### Your objective
Can you reproduce word for word every line of the listing from the one containing "plot-frame — [7, 1, 299, 173]" down to the one containing "marker — [118, 88, 123, 93]", with both of those lines included?

### Stored rows
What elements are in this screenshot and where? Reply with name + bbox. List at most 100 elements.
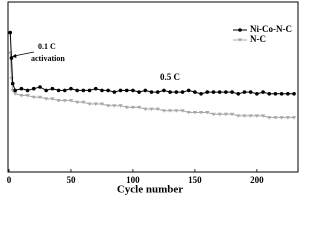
plot-frame — [7, 1, 299, 173]
marker — [217, 112, 222, 117]
legend-label: Ni-Co-N-C — [250, 24, 292, 34]
marker — [211, 90, 216, 94]
marker — [161, 109, 167, 113]
marker — [248, 90, 253, 94]
marker — [62, 99, 67, 103]
marker — [155, 107, 160, 112]
marker — [38, 85, 42, 89]
marker — [93, 86, 98, 91]
marker — [186, 88, 191, 93]
marker — [50, 97, 55, 101]
marker — [19, 86, 24, 91]
marker — [192, 111, 198, 115]
marker — [112, 90, 117, 94]
marker — [162, 88, 166, 93]
annotation: 0.1 C — [38, 42, 56, 51]
marker — [242, 90, 247, 94]
marker — [112, 104, 117, 108]
x-tick-label: 50 — [66, 175, 76, 185]
legend-marker — [237, 38, 243, 42]
marker — [168, 90, 172, 94]
marker — [118, 88, 123, 93]
marker — [291, 116, 297, 120]
annotation: activation — [31, 54, 65, 63]
marker — [186, 111, 191, 115]
marker — [25, 88, 30, 93]
marker — [37, 95, 43, 100]
marker — [10, 81, 15, 86]
marker — [292, 92, 296, 96]
marker — [143, 107, 148, 112]
marker — [136, 105, 142, 110]
marker — [267, 116, 272, 120]
marker — [44, 88, 48, 93]
marker — [131, 88, 135, 93]
marker — [267, 92, 272, 96]
x-tick-label: 0 — [7, 175, 12, 185]
marker — [242, 114, 247, 118]
marker — [254, 114, 260, 118]
marker — [105, 104, 111, 108]
marker — [230, 90, 234, 94]
marker — [43, 97, 49, 101]
marker — [255, 92, 259, 96]
marker — [124, 88, 129, 93]
marker — [93, 102, 98, 106]
marker — [199, 92, 203, 96]
marker — [286, 92, 290, 96]
marker — [75, 88, 79, 93]
arrow-head — [12, 54, 17, 58]
marker — [62, 88, 67, 93]
marker — [81, 88, 86, 93]
marker — [87, 88, 92, 93]
marker — [69, 86, 73, 91]
legend-label: N-C — [250, 34, 266, 44]
marker — [223, 112, 229, 117]
annotation: 0.5 C — [160, 72, 180, 82]
marker — [100, 88, 104, 93]
marker — [217, 90, 222, 94]
marker — [180, 90, 185, 94]
marker — [260, 114, 266, 118]
marker — [149, 107, 154, 112]
marker — [118, 104, 123, 108]
marker — [261, 90, 265, 94]
marker — [279, 116, 284, 120]
marker — [273, 116, 278, 120]
marker — [81, 100, 86, 105]
marker — [74, 100, 80, 105]
marker — [248, 114, 253, 118]
legend-marker — [238, 28, 242, 32]
marker — [12, 92, 18, 96]
marker — [13, 88, 17, 93]
marker — [285, 116, 291, 120]
marker — [106, 88, 110, 93]
marker — [8, 30, 13, 35]
marker — [68, 99, 74, 103]
marker — [137, 90, 141, 94]
x-tick-label: 100 — [126, 175, 140, 185]
x-tick-label: 150 — [188, 175, 202, 185]
marker — [155, 90, 160, 94]
marker — [174, 90, 179, 94]
marker — [9, 56, 14, 60]
x-tick-label: 200 — [250, 175, 264, 185]
marker — [180, 109, 185, 113]
marker — [198, 111, 204, 115]
marker — [205, 111, 210, 115]
marker — [56, 88, 61, 93]
marker — [236, 92, 241, 96]
marker — [193, 90, 197, 94]
annotation-arrow — [13, 51, 35, 57]
marker — [50, 86, 55, 91]
marker — [87, 102, 92, 106]
marker — [56, 99, 61, 103]
marker — [143, 88, 148, 93]
marker — [31, 95, 36, 100]
marker — [211, 112, 216, 117]
marker — [99, 102, 105, 106]
marker — [174, 109, 179, 113]
marker — [229, 112, 235, 117]
marker — [25, 94, 30, 98]
marker — [273, 92, 278, 96]
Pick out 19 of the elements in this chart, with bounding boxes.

### Result of this task
plot-frame — [7, 1, 299, 173]
marker — [217, 112, 222, 117]
legend-label: Ni-Co-N-C — [250, 24, 292, 34]
marker — [211, 90, 216, 94]
marker — [161, 109, 167, 113]
marker — [248, 90, 253, 94]
marker — [62, 99, 67, 103]
marker — [155, 107, 160, 112]
marker — [38, 85, 42, 89]
marker — [93, 86, 98, 91]
marker — [186, 88, 191, 93]
marker — [50, 97, 55, 101]
marker — [19, 86, 24, 91]
marker — [192, 111, 198, 115]
marker — [112, 90, 117, 94]
marker — [162, 88, 166, 93]
annotation: 0.1 C — [38, 42, 56, 51]
marker — [242, 90, 247, 94]
marker — [112, 104, 117, 108]
x-tick-label: 50 — [66, 175, 76, 185]
legend-marker — [237, 38, 243, 42]
marker — [168, 90, 172, 94]
marker — [118, 88, 123, 93]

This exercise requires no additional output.